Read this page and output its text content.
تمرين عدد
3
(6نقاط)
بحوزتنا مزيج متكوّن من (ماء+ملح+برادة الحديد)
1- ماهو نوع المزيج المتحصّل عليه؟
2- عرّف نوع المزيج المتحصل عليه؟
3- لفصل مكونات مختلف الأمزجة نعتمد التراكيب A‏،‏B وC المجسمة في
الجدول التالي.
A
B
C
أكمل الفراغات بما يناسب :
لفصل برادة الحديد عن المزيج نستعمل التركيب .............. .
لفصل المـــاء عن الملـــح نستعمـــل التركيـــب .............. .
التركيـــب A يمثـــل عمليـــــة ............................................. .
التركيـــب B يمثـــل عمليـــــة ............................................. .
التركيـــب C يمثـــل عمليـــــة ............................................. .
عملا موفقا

.....

WORK TO COMPLETE
Every line above should be printed again exactly as it stands.

EXERCISE RESPONSE
Read this page and output its text content.
تمرين عدد
3
(6نقاط)
بحوزتنا مزيج متكوّن من (ماء+ملح+برادة الحديد)
1- ماهو نوع المزيج المتحصّل عليه؟
2- عرّف نوع المزيج المتحصل عليه؟
3- لفصل مكونات مختلف الأمزجة نعتمد التراكيب A‏،‏B وC المجسمة في
الجدول التالي.
A
B
C
أكمل الفراغات بما يناسب :
لفصل برادة الحديد عن المزيج نستعمل التركيب .............. .
لفصل المـــاء عن الملـــح نستعمـــل التركيـــب .............. .
التركيـــب A يمثـــل عمليـــــة ............................................. .
التركيـــب B يمثـــل عمليـــــة ............................................. .
التركيـــب C يمثـــل عمليـــــة ............................................. .
عملا موفقا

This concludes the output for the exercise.